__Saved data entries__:
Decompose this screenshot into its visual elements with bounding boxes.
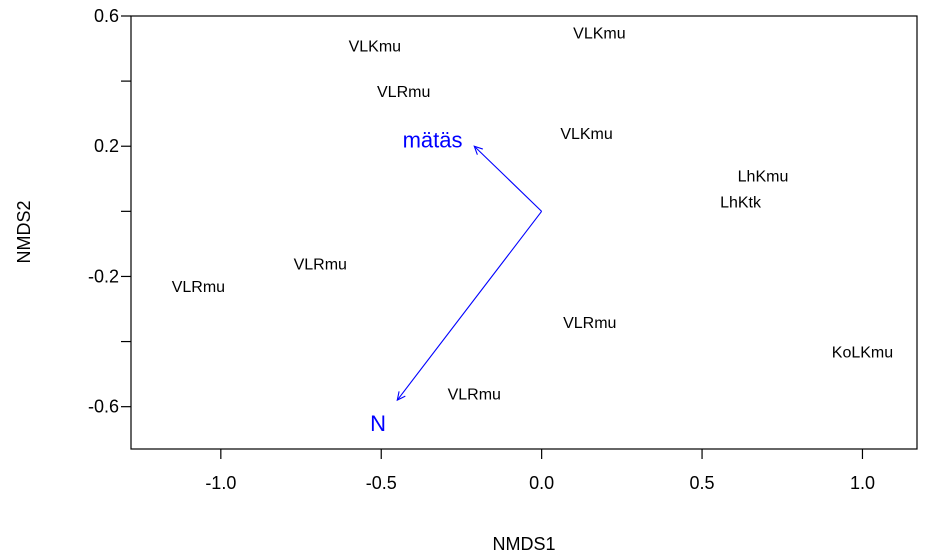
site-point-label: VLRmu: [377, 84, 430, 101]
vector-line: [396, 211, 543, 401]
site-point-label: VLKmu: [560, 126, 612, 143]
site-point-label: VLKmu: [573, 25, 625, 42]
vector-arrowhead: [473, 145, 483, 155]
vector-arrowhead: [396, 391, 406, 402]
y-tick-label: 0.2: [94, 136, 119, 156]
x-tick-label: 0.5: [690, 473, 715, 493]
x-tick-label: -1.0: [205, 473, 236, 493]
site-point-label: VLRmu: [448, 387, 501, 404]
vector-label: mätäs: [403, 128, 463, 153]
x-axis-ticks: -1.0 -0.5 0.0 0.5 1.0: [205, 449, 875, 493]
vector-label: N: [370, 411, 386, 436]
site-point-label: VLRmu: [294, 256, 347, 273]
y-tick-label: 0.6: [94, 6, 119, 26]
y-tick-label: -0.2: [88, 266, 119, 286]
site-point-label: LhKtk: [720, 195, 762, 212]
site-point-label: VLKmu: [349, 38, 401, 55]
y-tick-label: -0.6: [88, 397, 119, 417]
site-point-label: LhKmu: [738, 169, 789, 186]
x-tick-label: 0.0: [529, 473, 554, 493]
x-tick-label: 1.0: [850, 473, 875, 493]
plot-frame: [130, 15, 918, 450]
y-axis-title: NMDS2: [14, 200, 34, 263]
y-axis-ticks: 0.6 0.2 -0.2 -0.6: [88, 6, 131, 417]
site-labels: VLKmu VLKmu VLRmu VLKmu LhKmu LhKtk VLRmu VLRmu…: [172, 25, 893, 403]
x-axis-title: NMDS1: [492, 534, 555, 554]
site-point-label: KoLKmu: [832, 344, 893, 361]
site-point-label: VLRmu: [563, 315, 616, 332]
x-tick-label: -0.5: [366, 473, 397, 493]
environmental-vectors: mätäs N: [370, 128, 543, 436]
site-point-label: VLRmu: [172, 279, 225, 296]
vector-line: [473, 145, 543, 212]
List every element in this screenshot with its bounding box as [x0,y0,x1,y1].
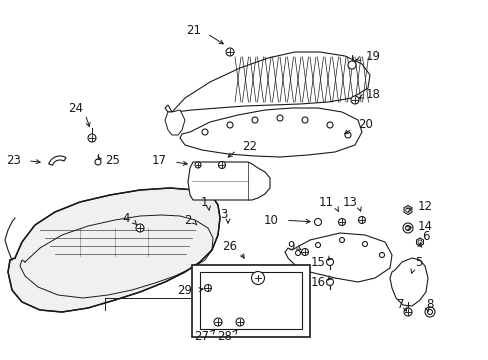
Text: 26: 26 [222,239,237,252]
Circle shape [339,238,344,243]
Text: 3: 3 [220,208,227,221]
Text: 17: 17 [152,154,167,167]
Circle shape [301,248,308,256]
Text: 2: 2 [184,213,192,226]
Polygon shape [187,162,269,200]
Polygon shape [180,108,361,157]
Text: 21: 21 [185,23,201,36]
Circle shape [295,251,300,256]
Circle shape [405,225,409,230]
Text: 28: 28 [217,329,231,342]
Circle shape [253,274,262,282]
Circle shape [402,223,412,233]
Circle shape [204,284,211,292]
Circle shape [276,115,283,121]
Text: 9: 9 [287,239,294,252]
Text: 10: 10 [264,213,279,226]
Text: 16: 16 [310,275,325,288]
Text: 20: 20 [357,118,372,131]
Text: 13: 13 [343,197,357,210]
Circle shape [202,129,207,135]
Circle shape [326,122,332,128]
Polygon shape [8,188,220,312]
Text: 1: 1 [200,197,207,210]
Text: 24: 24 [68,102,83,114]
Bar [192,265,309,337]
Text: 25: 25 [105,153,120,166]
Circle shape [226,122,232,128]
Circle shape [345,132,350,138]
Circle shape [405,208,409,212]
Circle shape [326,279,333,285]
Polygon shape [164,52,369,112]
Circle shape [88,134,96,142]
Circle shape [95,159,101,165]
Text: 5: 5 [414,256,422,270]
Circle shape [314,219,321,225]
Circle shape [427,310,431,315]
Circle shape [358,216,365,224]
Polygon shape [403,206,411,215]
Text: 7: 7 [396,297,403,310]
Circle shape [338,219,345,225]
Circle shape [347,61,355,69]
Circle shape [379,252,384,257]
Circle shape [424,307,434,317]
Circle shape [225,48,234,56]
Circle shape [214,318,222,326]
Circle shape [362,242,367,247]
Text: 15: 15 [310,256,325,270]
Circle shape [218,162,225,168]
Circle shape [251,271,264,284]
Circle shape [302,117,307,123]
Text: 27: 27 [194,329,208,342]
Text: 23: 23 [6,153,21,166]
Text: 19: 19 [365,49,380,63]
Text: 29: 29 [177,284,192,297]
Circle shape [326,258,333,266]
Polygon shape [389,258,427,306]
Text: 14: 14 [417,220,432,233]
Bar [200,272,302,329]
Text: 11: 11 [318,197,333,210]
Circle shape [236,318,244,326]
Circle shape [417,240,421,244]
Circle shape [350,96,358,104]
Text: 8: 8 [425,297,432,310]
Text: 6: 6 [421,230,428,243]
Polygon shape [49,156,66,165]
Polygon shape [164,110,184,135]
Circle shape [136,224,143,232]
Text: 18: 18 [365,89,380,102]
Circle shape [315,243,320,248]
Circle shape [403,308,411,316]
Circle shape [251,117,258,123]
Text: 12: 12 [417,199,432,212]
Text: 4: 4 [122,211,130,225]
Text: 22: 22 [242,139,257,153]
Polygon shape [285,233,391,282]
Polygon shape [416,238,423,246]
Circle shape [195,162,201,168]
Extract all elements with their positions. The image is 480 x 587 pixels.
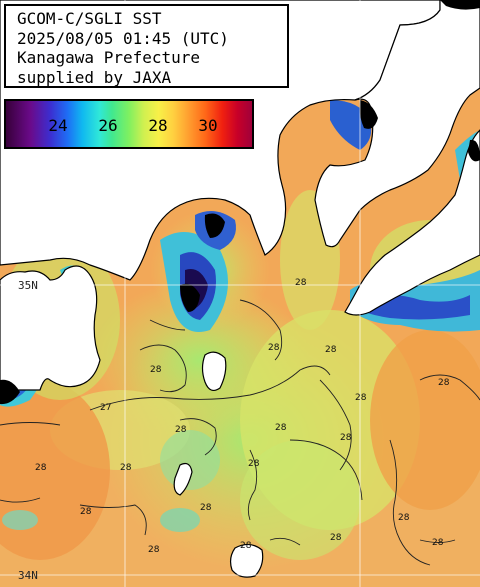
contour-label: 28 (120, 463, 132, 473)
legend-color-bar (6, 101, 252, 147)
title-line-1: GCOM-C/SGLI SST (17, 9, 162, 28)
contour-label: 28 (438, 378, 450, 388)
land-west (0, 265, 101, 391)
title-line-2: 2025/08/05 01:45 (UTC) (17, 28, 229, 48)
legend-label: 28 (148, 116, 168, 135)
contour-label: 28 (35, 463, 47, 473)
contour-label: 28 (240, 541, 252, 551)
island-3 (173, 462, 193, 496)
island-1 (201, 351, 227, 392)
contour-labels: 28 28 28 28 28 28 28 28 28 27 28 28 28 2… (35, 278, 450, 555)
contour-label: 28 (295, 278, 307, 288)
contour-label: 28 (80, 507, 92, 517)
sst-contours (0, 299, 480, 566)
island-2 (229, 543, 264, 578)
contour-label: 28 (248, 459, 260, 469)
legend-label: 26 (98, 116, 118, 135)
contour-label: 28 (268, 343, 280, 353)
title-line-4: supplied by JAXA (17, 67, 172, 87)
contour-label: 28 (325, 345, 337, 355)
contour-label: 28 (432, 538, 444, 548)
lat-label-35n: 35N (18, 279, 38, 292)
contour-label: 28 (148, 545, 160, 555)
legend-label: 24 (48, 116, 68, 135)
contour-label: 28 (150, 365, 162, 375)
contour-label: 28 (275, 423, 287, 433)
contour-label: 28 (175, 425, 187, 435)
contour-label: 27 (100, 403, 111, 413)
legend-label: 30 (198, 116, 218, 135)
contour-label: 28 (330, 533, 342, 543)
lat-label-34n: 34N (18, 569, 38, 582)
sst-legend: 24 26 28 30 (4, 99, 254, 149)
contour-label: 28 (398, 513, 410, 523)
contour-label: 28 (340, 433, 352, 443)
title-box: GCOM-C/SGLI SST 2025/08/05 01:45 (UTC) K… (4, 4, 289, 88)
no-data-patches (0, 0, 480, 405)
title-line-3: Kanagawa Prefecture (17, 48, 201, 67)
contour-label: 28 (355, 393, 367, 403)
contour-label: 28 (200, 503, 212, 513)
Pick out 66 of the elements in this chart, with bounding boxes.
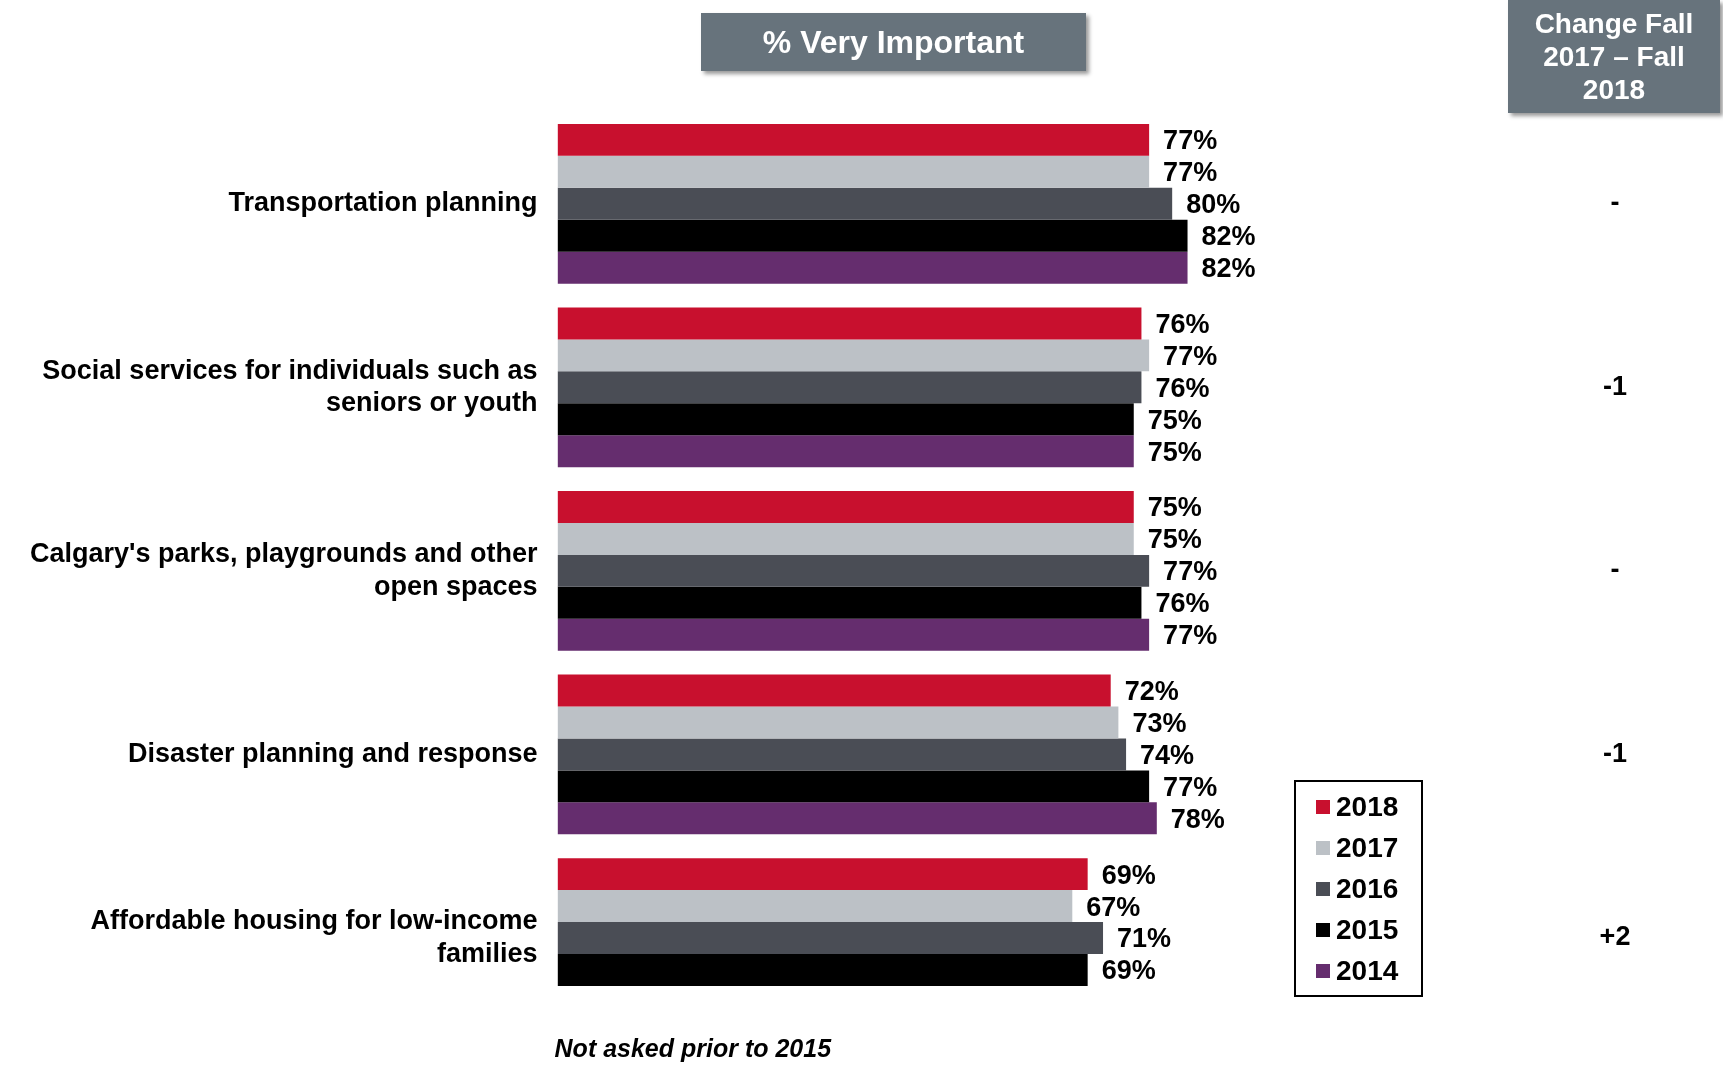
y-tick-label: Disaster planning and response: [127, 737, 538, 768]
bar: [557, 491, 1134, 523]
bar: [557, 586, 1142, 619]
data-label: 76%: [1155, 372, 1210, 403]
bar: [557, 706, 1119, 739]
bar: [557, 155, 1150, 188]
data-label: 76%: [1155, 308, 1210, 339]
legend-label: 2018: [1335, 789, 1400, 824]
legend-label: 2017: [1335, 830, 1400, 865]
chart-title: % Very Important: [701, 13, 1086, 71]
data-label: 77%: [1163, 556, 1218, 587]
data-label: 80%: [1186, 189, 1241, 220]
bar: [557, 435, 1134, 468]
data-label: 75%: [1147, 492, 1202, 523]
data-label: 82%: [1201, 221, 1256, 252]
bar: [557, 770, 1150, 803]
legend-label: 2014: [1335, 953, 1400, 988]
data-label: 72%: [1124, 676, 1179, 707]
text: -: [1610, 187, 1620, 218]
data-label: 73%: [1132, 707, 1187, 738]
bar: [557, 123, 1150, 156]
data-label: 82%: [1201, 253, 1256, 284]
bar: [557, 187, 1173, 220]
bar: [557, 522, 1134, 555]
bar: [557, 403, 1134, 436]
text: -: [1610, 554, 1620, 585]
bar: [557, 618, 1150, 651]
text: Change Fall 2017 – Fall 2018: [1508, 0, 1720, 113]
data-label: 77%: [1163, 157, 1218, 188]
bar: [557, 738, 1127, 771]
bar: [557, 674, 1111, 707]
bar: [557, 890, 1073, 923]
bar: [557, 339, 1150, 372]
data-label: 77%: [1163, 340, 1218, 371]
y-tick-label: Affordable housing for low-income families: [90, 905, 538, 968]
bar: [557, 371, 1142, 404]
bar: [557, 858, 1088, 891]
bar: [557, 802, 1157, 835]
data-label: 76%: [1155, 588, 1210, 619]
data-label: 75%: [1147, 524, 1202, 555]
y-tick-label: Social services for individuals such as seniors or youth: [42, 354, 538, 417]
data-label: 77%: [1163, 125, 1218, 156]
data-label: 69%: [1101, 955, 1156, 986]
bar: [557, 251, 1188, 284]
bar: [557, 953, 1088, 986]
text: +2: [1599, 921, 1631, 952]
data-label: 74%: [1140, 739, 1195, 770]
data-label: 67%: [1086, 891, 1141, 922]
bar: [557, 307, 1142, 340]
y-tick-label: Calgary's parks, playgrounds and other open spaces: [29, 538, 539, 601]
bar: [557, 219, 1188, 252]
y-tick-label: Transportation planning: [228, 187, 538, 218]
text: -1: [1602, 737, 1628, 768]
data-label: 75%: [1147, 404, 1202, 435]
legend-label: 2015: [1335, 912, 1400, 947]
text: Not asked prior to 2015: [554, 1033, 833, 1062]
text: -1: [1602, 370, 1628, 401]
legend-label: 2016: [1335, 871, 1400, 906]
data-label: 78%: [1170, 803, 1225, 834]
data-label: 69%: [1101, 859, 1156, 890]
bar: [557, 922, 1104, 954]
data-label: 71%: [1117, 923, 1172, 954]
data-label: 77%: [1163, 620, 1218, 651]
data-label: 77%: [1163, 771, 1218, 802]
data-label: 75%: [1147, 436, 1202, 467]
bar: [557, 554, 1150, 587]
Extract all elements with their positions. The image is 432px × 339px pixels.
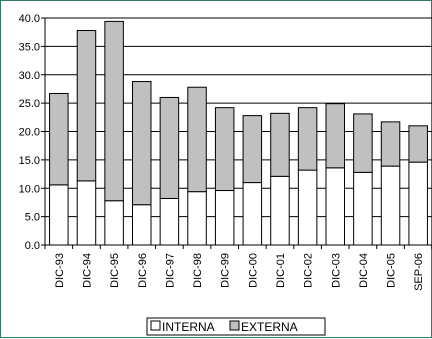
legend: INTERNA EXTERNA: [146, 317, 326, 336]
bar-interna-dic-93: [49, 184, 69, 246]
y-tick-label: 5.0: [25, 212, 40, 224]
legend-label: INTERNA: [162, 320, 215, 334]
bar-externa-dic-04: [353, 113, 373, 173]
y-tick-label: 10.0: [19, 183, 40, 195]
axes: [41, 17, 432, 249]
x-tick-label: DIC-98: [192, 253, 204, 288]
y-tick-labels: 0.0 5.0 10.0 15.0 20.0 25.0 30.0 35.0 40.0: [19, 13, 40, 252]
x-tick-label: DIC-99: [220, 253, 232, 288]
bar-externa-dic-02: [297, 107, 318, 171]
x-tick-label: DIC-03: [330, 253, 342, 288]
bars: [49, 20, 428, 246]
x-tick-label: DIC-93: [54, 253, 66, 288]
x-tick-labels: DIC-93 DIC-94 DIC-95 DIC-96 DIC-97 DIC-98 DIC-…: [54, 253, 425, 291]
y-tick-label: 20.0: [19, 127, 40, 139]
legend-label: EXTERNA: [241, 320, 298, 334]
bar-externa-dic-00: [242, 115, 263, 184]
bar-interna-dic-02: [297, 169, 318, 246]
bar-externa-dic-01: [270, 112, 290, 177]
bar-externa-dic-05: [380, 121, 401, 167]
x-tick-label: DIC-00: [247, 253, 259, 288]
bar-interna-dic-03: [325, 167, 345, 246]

__TASK STATEMENT__: Which rows above contain the string "bounding"? Pick out and copy each of them, treating uppercase and lowercase as different.

__OUTPUT__:
Decompose this screenshot into its visual elements with bounding boxes.
List every element in this screenshot with its bounding box as [x0,y0,x1,y1].
Pick out 66 of the elements in this chart, with bounding boxes.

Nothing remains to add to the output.